INSTRUCTION |
Which lines include the word "forSeconds"? Copy each of them.

Some records |
++++++++++
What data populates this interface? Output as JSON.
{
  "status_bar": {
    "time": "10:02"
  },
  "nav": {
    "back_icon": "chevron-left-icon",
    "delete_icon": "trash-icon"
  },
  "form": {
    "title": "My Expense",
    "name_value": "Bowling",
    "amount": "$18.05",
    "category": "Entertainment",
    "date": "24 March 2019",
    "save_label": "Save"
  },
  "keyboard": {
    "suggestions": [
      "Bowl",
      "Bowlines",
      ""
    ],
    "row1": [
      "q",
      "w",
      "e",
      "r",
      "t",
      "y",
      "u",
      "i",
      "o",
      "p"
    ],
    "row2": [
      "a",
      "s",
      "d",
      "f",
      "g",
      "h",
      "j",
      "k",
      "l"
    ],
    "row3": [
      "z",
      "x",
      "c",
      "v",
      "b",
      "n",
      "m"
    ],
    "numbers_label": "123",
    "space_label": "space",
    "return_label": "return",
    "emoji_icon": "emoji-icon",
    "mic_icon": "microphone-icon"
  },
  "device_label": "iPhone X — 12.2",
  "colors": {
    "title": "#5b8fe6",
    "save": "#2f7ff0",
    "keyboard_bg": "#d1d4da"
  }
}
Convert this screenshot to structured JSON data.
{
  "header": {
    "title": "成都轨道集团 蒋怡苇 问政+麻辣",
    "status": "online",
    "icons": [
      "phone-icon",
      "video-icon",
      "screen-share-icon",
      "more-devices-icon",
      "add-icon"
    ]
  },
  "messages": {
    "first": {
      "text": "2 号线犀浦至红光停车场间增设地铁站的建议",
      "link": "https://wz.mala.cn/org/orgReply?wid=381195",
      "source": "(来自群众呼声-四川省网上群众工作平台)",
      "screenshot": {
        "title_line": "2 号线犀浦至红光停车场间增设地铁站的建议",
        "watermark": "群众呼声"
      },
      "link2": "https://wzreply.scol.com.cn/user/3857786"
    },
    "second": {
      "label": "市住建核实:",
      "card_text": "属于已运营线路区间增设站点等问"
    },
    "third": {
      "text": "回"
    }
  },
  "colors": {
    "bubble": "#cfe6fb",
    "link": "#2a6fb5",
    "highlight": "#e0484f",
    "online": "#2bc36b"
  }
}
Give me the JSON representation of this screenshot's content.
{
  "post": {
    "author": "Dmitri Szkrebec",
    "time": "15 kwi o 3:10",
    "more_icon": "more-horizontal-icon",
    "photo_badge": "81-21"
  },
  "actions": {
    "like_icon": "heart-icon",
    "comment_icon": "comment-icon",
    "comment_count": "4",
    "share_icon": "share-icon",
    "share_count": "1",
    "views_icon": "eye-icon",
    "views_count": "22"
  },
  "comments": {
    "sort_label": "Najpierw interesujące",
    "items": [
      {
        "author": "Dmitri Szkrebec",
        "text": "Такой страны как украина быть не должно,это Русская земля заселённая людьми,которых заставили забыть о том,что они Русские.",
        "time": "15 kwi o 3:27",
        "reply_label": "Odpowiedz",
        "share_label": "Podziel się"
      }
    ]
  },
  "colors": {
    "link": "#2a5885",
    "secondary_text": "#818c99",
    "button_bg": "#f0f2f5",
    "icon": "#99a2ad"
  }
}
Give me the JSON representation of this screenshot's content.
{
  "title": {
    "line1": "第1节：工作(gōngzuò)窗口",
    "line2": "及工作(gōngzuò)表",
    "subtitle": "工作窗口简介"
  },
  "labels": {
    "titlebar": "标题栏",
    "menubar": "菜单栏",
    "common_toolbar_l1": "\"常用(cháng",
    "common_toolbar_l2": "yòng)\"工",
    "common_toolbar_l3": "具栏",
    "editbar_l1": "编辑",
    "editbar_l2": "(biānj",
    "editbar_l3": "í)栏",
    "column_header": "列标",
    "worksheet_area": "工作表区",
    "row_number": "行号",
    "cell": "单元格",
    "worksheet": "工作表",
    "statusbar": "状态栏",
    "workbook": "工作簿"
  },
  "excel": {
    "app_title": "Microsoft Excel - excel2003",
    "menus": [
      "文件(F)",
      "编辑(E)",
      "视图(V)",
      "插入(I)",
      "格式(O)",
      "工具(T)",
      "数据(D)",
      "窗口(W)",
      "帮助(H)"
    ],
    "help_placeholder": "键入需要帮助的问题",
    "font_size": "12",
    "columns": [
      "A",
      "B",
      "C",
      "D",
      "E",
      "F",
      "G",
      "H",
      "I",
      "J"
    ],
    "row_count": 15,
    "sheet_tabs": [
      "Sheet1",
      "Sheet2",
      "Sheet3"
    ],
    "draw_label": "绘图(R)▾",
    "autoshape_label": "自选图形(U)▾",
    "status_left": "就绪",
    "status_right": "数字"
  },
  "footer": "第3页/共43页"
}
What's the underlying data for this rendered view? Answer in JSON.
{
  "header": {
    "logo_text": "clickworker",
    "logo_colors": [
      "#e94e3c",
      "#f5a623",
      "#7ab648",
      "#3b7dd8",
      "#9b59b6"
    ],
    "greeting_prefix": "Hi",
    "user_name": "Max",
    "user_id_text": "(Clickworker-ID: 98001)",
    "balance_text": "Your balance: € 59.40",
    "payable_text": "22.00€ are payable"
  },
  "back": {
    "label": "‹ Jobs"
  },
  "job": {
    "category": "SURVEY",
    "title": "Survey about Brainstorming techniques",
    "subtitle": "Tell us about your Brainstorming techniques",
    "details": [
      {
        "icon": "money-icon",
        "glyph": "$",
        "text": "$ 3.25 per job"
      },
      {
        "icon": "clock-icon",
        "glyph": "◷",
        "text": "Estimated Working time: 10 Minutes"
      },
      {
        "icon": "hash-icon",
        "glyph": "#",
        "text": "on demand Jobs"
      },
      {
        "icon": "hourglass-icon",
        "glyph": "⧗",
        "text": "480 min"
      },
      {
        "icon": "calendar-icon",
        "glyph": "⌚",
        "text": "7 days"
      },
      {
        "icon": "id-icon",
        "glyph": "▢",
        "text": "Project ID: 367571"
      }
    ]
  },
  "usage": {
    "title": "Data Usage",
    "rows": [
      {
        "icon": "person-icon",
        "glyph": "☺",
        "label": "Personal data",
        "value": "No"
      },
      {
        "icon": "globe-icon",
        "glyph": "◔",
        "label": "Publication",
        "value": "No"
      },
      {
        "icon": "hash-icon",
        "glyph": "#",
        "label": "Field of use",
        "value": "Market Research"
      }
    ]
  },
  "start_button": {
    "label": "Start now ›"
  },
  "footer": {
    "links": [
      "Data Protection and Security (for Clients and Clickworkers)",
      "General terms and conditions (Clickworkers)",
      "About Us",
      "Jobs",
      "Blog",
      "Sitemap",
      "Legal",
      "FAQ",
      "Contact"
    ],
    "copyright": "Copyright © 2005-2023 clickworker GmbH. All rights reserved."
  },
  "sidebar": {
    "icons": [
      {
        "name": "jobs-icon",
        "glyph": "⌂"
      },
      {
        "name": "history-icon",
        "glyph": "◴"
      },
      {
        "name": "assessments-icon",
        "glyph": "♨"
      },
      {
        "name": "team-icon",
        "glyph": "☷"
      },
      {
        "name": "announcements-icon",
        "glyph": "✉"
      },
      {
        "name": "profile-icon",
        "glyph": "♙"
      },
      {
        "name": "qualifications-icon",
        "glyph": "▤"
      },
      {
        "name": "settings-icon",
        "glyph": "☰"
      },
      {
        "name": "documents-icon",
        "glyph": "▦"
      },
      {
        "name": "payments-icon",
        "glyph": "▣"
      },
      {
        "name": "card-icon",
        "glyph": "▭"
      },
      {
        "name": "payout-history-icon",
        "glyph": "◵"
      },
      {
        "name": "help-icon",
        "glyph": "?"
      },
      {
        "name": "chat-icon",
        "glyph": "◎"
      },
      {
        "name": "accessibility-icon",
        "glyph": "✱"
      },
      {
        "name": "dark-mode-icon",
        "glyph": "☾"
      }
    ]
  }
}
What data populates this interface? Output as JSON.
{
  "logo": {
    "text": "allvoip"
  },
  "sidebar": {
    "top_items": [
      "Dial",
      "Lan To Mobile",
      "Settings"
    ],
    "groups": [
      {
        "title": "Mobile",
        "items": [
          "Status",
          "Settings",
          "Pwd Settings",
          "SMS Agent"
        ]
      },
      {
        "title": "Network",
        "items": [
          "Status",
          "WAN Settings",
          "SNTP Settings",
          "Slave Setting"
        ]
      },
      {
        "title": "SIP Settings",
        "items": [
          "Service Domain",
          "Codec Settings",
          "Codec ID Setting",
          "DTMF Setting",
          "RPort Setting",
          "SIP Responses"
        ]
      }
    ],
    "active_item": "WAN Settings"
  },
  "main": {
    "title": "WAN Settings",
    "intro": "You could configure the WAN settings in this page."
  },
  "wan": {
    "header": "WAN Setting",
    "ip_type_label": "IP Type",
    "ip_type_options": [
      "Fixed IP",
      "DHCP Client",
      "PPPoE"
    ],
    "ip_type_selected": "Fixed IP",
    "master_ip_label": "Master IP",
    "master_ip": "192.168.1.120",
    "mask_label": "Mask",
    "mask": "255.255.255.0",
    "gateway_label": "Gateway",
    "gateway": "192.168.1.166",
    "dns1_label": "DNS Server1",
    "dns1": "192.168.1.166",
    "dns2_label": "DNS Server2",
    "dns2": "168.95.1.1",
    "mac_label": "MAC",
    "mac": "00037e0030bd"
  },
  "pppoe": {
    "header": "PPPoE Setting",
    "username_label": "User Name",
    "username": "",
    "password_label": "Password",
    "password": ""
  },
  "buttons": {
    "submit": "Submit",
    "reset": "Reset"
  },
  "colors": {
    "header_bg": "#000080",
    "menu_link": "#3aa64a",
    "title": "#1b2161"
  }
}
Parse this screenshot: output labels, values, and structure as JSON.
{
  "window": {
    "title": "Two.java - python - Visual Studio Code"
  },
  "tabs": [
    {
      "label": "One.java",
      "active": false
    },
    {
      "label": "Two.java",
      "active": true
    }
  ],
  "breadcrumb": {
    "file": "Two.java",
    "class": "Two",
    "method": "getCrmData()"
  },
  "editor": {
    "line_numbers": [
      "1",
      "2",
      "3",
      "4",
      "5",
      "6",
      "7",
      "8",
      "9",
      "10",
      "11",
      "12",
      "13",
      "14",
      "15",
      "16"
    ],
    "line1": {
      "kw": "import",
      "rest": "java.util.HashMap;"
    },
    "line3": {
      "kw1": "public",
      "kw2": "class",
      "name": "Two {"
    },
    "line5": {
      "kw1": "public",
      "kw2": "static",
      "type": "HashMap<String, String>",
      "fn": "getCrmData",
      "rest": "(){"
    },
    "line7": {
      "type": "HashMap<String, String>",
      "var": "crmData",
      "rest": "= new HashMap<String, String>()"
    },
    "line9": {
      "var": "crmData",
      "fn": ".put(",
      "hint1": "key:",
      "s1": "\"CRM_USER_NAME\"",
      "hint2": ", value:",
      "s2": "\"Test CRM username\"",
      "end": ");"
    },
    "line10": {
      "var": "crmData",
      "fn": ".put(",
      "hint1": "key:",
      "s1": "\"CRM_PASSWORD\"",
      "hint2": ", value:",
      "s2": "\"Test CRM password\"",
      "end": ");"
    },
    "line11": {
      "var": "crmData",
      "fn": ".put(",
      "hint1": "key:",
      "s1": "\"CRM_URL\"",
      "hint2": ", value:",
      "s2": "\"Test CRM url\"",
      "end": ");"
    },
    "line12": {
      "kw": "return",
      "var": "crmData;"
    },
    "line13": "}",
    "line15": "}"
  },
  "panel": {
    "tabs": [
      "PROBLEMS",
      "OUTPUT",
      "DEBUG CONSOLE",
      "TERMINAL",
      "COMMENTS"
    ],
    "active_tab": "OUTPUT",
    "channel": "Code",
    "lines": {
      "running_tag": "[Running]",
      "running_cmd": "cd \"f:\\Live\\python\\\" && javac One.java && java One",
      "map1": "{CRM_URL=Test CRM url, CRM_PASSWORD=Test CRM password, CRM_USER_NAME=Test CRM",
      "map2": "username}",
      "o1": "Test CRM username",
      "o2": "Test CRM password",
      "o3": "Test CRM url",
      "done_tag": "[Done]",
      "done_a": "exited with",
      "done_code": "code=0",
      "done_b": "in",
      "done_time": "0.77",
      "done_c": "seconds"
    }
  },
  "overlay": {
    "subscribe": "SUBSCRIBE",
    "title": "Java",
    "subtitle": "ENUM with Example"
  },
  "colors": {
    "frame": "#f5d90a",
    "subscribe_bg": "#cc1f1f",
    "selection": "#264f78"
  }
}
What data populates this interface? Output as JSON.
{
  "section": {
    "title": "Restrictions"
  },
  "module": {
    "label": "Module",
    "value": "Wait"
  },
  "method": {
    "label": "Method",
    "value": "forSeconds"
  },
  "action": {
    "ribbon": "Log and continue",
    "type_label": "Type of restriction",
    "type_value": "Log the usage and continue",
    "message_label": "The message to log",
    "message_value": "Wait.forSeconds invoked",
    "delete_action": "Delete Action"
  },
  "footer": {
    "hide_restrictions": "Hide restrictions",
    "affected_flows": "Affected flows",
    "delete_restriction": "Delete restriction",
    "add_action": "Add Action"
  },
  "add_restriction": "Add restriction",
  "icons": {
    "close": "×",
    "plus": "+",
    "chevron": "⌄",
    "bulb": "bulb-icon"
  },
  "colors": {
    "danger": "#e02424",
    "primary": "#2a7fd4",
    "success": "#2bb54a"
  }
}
++++++++++
TASK RESPONSE |
    "value": "forSeconds"
    "message_value": "Wait.forSeconds invoked",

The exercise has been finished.